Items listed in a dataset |

★ ★ ★ ★

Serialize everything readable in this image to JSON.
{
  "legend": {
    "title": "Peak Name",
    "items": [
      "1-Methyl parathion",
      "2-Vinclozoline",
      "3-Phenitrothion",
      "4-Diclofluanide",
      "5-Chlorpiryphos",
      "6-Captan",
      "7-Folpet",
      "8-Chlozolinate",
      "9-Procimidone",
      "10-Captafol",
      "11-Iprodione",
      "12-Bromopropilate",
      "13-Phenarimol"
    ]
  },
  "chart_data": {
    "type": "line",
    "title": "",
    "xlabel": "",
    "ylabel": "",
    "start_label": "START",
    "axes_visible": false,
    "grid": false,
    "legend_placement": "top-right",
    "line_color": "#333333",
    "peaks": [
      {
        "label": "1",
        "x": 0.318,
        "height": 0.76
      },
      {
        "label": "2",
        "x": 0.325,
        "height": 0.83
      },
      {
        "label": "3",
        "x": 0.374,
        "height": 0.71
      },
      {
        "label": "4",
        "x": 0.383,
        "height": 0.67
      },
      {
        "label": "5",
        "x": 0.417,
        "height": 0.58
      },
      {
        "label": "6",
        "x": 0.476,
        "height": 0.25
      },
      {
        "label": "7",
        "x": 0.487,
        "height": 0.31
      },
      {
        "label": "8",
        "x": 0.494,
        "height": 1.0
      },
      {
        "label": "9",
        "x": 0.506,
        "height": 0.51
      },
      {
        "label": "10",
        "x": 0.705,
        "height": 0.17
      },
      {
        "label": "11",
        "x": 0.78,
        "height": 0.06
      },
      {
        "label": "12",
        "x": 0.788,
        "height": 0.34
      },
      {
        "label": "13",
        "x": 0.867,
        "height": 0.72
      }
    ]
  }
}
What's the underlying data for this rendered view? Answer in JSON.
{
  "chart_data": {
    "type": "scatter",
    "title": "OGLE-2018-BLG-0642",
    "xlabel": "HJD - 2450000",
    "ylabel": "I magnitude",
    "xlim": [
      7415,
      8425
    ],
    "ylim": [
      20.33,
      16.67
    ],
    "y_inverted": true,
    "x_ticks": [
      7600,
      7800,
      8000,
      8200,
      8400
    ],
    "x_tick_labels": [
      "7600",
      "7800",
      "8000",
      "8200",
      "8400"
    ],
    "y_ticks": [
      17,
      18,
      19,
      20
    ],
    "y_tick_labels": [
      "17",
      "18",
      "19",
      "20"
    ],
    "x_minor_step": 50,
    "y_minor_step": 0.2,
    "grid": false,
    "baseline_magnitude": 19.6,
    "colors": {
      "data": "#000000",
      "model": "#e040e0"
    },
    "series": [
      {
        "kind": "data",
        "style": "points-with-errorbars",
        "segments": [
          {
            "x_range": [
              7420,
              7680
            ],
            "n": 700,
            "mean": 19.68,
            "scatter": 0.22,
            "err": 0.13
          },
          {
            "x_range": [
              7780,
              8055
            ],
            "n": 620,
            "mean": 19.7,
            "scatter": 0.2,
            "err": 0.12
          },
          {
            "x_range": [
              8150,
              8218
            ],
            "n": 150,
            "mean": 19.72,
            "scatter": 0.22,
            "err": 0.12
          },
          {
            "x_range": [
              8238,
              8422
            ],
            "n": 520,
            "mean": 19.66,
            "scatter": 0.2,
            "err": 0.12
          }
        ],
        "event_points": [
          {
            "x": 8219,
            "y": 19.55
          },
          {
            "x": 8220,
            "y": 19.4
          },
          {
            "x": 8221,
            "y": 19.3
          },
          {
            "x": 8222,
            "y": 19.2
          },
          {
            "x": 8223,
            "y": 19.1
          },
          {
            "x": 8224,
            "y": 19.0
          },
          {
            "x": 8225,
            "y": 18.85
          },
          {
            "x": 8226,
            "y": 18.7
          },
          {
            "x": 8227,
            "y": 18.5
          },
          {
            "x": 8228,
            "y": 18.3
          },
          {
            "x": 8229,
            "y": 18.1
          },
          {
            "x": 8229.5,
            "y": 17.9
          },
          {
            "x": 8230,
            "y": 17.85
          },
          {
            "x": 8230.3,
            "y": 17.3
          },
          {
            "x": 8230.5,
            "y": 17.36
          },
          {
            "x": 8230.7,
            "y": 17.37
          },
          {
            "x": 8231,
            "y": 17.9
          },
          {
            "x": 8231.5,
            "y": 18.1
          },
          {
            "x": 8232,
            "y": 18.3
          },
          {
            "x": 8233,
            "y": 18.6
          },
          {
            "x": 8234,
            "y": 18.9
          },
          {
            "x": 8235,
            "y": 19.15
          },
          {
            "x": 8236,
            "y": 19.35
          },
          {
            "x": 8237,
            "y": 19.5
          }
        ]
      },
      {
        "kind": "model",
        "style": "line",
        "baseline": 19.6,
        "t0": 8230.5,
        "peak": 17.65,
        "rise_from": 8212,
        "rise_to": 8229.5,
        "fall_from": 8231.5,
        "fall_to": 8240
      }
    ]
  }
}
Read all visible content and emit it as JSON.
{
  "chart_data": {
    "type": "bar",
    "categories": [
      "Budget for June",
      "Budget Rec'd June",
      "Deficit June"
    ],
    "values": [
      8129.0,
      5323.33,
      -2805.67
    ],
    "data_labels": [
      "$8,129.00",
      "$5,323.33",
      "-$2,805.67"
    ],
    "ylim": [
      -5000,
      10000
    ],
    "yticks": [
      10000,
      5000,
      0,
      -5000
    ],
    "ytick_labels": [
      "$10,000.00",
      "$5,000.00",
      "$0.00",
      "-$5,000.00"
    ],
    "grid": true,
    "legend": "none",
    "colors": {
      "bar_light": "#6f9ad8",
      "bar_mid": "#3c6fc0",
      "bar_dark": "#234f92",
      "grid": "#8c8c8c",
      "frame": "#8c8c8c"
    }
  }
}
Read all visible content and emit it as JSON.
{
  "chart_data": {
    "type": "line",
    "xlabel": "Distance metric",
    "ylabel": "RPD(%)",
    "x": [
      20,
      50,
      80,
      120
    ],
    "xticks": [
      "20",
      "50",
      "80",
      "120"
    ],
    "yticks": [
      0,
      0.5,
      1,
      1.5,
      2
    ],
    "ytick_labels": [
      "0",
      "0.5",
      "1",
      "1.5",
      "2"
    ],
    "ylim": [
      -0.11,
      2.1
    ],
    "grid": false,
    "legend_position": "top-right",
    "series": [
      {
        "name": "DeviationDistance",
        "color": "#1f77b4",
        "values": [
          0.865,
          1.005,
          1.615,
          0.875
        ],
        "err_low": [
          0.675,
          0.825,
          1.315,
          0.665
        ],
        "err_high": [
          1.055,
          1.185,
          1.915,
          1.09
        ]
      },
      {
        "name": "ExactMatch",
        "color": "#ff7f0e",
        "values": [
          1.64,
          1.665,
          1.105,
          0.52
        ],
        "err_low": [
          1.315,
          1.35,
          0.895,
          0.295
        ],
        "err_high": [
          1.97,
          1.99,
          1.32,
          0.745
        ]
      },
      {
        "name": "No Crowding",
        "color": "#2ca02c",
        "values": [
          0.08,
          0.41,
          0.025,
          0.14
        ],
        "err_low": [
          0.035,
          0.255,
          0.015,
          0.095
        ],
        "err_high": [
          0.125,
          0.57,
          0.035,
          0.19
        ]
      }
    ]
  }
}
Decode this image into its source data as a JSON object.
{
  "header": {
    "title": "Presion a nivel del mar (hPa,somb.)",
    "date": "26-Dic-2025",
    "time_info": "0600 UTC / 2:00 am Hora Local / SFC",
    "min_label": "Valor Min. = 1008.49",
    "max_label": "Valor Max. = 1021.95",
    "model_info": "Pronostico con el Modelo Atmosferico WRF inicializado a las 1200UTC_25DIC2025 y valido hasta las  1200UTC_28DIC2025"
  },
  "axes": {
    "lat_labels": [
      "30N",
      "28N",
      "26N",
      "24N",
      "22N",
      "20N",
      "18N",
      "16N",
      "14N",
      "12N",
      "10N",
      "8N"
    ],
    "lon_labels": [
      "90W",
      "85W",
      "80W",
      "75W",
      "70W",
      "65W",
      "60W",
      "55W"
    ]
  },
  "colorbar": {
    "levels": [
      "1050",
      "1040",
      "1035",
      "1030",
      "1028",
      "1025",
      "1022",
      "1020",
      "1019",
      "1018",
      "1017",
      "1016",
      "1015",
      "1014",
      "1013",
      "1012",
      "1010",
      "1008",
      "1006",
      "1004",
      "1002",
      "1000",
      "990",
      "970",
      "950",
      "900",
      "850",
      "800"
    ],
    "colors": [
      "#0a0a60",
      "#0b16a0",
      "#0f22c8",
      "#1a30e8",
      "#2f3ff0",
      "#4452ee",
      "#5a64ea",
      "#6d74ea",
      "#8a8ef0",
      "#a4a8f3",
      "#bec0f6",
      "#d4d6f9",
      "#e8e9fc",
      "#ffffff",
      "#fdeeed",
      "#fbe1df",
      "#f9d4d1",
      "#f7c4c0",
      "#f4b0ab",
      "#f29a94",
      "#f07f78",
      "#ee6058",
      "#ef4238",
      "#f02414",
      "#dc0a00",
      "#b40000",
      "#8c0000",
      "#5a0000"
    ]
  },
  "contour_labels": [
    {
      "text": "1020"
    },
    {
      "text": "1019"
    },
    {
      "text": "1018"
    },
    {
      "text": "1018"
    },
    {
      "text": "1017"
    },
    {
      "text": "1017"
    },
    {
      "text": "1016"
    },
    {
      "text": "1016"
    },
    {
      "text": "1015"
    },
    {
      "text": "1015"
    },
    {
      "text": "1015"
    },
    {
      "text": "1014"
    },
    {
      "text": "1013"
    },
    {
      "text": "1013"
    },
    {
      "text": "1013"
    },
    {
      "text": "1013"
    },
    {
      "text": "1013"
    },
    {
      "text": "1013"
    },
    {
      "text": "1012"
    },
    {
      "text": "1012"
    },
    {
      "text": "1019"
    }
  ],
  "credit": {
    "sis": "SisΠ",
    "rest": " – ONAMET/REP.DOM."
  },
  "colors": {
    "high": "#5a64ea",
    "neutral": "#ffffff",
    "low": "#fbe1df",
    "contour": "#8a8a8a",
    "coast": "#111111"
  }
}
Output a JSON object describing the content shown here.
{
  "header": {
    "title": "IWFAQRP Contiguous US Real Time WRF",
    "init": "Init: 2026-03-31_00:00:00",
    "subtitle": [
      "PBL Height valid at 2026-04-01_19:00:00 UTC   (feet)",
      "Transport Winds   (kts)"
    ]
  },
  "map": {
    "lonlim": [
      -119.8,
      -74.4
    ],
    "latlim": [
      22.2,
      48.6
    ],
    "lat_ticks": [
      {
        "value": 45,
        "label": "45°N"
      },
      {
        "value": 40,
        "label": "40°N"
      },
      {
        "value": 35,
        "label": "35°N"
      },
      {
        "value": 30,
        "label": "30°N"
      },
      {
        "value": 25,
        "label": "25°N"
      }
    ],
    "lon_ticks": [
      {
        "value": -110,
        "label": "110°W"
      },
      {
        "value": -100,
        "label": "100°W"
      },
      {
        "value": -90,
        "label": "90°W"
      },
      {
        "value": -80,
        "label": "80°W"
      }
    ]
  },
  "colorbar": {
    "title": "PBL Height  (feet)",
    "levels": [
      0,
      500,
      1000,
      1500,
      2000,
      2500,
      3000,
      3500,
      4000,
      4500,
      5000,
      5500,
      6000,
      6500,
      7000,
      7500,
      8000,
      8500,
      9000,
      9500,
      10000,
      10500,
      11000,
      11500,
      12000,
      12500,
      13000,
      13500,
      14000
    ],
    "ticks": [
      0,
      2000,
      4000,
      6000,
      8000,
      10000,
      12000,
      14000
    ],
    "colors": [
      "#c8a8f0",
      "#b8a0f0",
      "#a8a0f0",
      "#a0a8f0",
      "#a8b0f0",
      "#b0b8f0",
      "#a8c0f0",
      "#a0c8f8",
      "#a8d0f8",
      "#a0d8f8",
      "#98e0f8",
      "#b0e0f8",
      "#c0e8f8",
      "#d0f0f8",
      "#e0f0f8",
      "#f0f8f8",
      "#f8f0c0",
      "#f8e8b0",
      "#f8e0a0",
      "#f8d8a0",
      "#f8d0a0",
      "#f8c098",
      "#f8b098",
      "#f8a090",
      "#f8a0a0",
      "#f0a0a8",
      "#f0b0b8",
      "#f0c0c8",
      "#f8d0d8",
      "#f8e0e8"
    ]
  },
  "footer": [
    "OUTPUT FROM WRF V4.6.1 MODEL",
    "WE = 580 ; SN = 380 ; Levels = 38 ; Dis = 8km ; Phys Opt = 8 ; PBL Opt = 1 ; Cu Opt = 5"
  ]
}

★ ★ ★ ★

Your instructions |
Provide only the number of lines in the records containing the string "right".

Exercise output |
2